REQUIRED WORK =>
Using the data below, copy each line that includes the word "High".

Records =>

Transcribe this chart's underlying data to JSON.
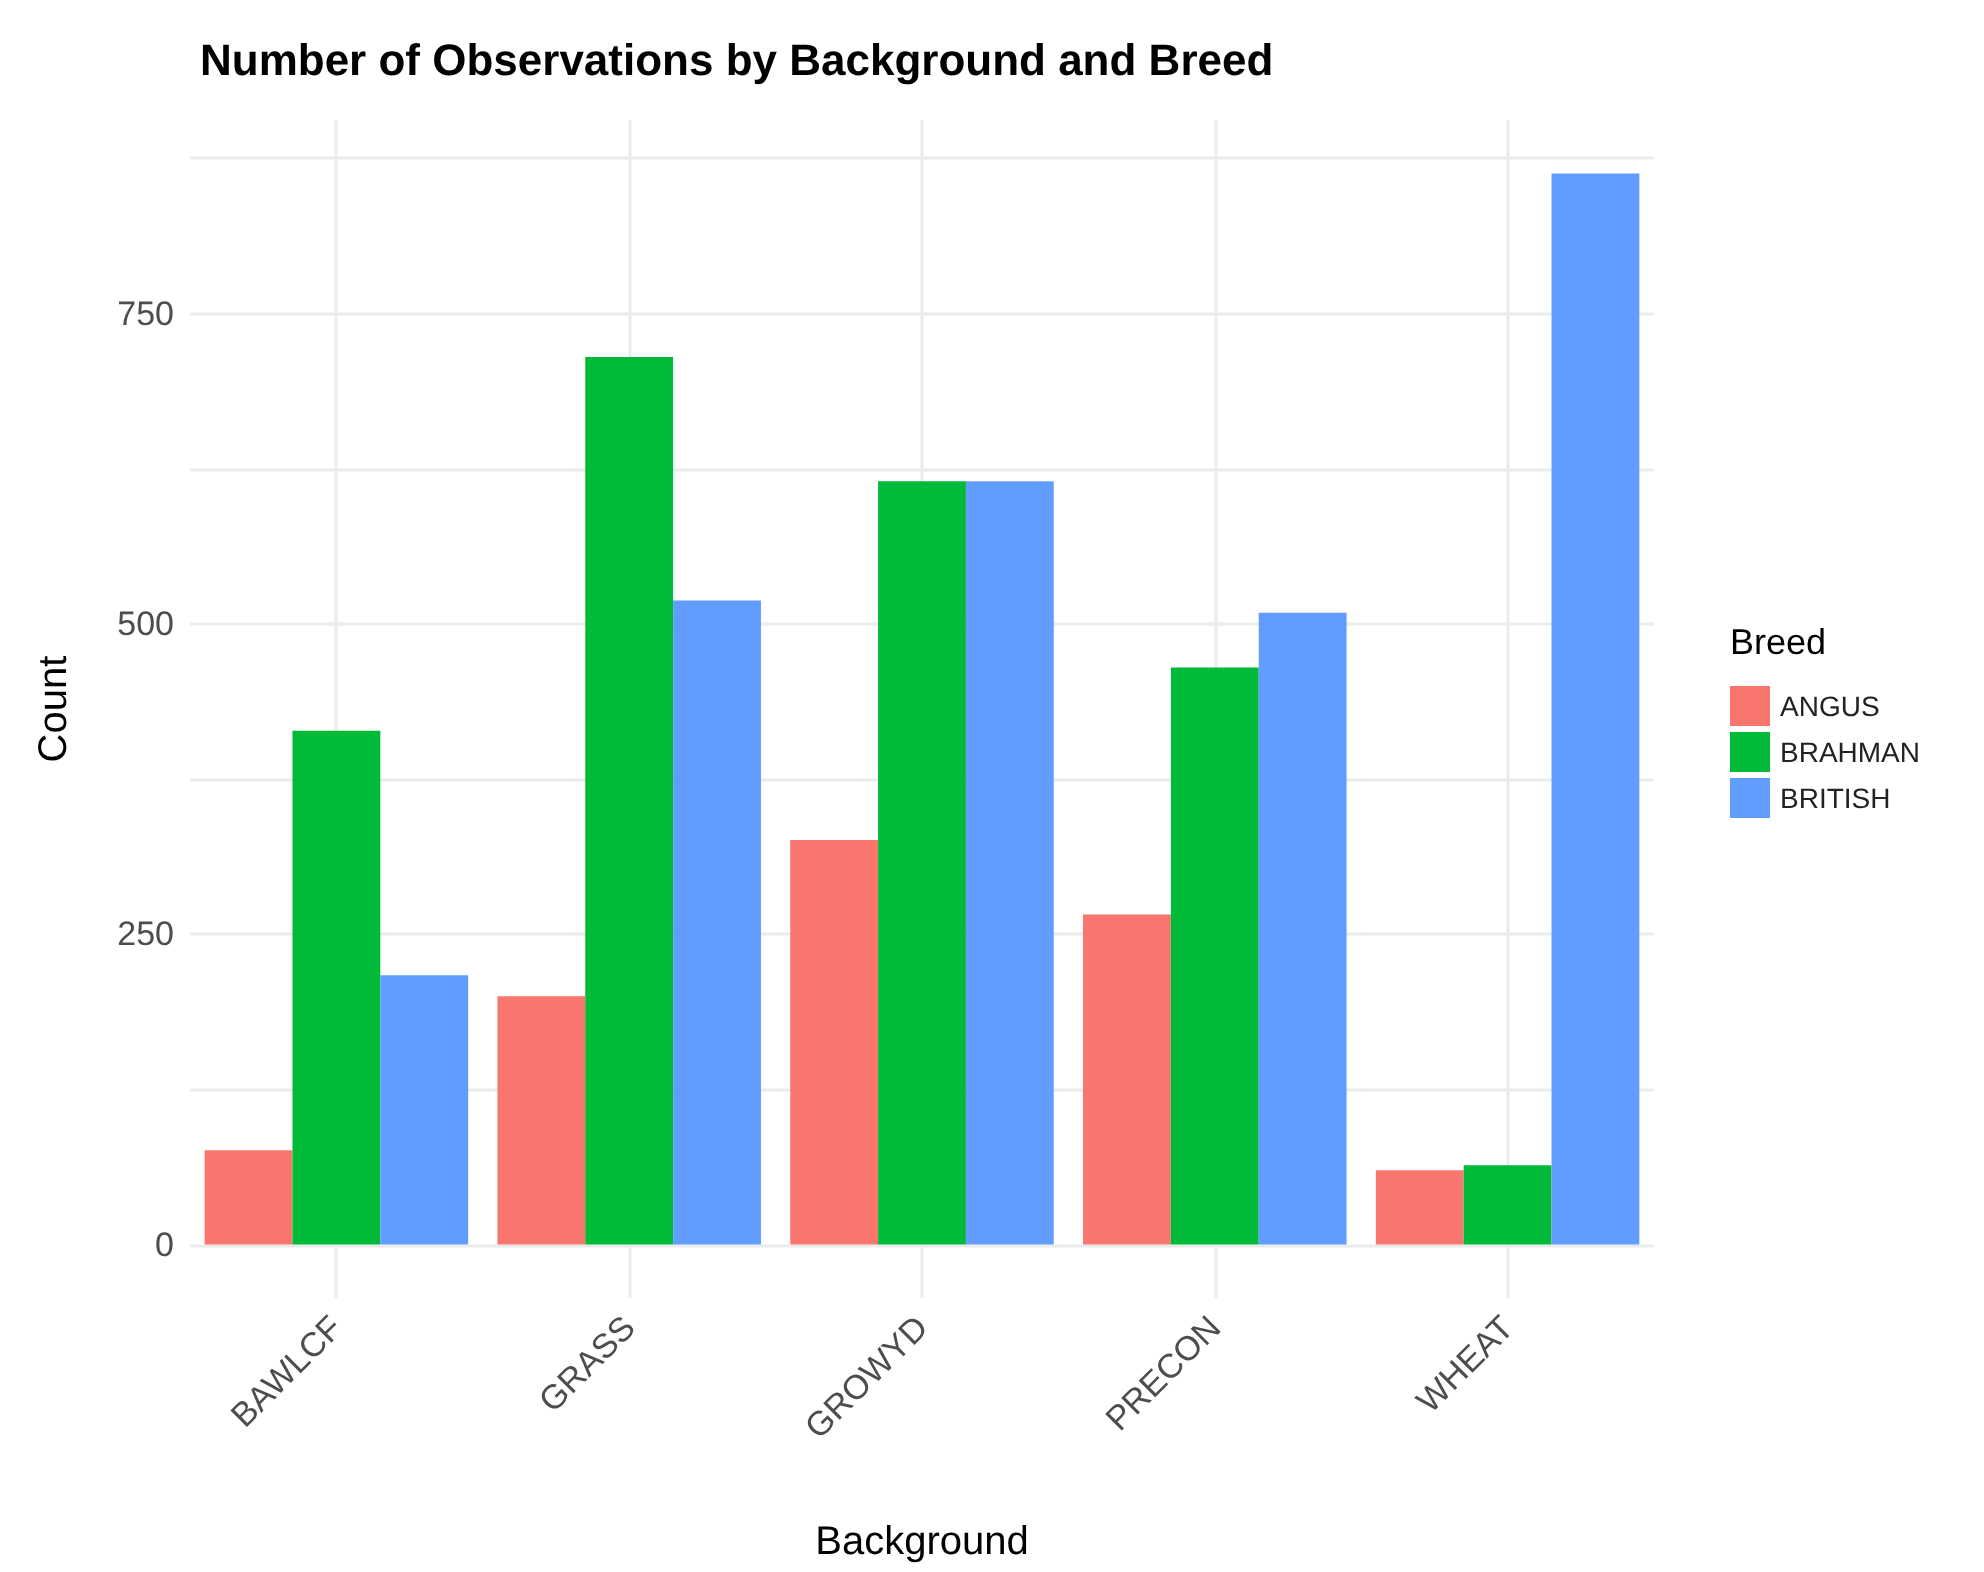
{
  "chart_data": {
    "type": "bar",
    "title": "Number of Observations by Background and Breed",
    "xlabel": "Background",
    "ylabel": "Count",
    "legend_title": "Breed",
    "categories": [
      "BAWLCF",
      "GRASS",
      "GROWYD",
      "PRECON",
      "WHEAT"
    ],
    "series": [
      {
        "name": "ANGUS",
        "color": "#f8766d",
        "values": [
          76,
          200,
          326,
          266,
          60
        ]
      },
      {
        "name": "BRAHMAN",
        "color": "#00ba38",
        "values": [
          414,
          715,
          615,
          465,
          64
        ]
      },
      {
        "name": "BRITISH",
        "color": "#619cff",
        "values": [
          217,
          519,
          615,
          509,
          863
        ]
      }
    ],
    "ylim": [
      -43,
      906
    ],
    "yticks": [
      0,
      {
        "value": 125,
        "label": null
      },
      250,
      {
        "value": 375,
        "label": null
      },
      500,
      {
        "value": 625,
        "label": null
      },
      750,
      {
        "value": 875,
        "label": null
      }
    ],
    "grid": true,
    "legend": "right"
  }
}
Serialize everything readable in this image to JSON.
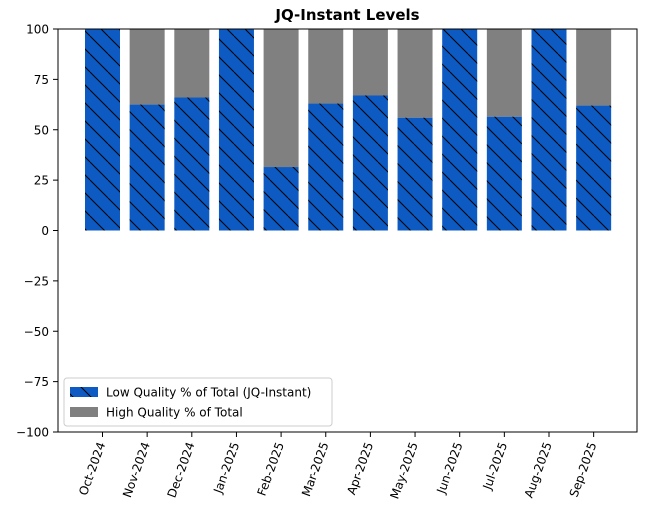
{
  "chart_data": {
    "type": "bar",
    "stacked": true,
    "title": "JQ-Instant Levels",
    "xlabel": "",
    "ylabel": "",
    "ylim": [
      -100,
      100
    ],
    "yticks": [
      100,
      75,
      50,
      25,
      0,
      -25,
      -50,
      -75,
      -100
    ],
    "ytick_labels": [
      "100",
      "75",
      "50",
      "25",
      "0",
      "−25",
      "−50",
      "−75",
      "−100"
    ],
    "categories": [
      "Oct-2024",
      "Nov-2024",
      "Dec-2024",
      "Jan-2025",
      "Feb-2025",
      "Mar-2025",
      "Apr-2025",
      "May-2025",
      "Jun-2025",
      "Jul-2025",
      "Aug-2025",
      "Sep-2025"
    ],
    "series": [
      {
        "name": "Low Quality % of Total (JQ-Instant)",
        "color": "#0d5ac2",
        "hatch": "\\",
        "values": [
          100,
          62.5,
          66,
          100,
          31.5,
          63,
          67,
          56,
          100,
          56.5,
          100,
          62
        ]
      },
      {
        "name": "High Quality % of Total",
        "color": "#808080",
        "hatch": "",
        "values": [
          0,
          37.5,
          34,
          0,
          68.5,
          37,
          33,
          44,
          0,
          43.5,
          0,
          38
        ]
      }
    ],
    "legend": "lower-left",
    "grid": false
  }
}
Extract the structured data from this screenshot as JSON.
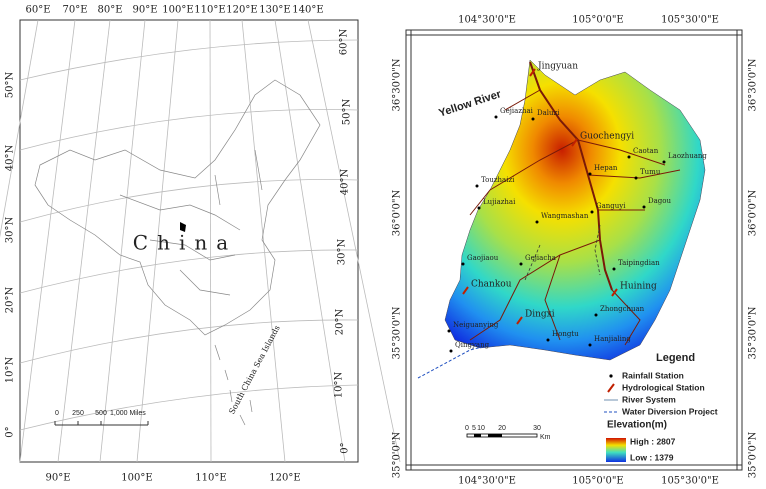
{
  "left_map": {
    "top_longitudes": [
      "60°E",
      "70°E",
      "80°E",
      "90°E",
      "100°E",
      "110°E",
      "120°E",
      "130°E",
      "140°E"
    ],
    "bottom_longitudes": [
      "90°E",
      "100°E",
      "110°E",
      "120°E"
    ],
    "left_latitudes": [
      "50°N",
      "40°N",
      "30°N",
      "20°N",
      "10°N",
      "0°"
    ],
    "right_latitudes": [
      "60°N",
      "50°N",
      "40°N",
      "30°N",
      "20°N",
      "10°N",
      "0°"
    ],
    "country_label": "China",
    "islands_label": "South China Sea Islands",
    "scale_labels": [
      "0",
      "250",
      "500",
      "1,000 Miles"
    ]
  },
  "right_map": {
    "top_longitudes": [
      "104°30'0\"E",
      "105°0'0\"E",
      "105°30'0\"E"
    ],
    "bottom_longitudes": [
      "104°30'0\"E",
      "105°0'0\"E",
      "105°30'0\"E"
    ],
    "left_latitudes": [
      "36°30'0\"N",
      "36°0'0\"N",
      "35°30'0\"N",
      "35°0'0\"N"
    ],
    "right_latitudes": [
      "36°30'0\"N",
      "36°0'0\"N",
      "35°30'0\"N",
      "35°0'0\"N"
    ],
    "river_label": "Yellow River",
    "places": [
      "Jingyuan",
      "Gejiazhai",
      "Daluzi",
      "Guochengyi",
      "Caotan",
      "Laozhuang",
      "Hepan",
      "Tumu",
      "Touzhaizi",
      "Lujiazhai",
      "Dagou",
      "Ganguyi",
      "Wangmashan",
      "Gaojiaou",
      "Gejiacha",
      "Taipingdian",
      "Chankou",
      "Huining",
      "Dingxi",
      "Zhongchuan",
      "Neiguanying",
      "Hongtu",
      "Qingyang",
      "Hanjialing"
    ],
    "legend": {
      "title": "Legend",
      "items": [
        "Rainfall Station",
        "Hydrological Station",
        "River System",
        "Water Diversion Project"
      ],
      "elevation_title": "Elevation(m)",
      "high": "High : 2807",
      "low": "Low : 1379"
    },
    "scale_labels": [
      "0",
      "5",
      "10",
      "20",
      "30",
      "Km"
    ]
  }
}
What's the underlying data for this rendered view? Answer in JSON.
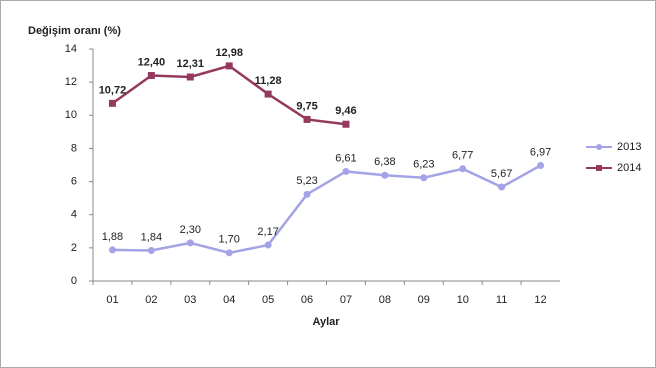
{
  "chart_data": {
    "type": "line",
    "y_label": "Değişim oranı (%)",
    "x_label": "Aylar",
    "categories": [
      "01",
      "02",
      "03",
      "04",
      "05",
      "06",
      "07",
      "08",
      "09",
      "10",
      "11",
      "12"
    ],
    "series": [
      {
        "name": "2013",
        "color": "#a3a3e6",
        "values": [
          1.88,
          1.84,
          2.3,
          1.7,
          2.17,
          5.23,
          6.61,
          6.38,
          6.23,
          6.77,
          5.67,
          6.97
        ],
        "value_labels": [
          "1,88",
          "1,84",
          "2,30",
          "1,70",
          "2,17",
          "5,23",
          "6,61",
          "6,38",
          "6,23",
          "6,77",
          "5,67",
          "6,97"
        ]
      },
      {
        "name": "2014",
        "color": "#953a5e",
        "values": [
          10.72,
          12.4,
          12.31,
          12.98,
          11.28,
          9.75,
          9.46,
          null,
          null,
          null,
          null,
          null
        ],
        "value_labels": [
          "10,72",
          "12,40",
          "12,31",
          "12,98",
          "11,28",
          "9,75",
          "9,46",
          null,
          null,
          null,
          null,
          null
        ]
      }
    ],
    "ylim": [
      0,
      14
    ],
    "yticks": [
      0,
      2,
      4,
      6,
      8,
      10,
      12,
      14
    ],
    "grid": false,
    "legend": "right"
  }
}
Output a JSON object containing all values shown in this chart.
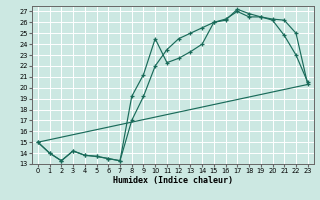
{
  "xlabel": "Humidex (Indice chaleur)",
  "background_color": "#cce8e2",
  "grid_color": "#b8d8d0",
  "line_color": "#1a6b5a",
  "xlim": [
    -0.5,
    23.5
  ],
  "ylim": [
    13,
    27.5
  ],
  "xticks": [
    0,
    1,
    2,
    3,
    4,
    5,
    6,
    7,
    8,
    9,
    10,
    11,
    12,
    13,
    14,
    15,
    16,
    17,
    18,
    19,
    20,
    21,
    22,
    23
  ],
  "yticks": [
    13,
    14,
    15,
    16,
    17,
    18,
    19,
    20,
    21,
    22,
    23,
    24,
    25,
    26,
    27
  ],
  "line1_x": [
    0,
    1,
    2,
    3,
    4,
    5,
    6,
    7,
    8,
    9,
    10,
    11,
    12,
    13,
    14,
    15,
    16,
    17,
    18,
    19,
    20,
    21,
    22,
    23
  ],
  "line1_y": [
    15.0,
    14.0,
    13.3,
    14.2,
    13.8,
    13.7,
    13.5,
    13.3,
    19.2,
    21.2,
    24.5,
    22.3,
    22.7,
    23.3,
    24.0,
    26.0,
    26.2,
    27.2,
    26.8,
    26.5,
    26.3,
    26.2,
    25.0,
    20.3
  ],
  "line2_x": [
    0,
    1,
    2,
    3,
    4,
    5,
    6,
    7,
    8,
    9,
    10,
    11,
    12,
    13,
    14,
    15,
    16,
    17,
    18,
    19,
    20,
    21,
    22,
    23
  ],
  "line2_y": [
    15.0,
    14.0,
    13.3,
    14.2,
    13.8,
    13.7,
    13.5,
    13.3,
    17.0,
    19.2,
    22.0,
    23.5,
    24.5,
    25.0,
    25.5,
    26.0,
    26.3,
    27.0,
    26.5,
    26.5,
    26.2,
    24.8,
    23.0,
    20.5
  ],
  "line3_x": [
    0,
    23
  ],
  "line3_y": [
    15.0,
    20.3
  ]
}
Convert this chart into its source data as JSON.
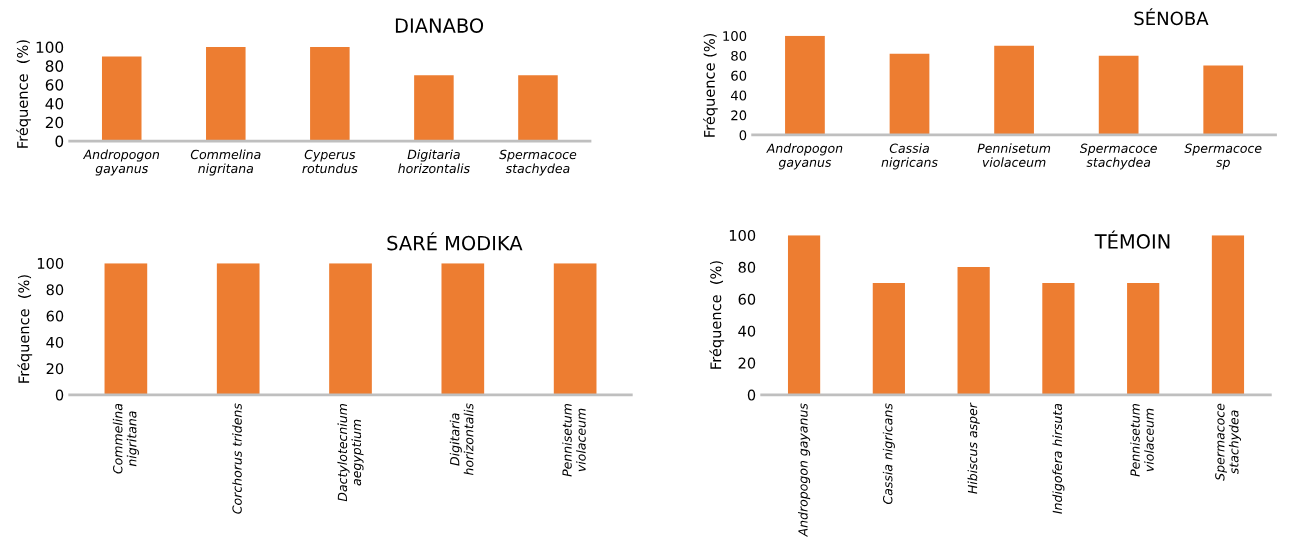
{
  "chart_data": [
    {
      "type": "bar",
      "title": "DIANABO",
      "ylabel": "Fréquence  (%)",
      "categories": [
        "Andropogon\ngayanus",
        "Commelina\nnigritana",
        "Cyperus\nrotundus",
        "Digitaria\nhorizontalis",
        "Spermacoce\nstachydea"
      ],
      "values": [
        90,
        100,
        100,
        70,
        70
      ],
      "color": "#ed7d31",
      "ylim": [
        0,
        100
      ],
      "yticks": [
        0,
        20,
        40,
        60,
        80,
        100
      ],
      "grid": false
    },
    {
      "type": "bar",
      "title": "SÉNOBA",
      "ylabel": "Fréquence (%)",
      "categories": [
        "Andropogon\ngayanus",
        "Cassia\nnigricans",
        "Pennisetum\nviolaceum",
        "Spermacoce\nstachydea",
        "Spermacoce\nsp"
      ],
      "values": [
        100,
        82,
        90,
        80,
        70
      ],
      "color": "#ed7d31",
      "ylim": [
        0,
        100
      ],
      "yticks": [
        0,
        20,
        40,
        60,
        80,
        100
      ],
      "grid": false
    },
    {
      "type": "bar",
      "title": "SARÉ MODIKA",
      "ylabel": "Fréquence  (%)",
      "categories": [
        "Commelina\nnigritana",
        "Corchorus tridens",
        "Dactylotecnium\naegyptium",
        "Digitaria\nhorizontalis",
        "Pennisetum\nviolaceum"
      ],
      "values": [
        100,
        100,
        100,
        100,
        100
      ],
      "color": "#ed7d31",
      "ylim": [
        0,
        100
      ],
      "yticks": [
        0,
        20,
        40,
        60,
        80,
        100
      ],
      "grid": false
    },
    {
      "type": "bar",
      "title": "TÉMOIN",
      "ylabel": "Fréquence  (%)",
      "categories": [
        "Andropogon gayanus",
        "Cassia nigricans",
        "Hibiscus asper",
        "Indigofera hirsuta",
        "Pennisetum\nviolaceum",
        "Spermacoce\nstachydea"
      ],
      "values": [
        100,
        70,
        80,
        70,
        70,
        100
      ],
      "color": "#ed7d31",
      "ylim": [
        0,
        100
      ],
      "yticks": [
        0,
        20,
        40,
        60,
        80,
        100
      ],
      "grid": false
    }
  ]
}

WRITTEN RESPONSE =>
        "name": "High Quality % of Total",
      "high": "High : 2807",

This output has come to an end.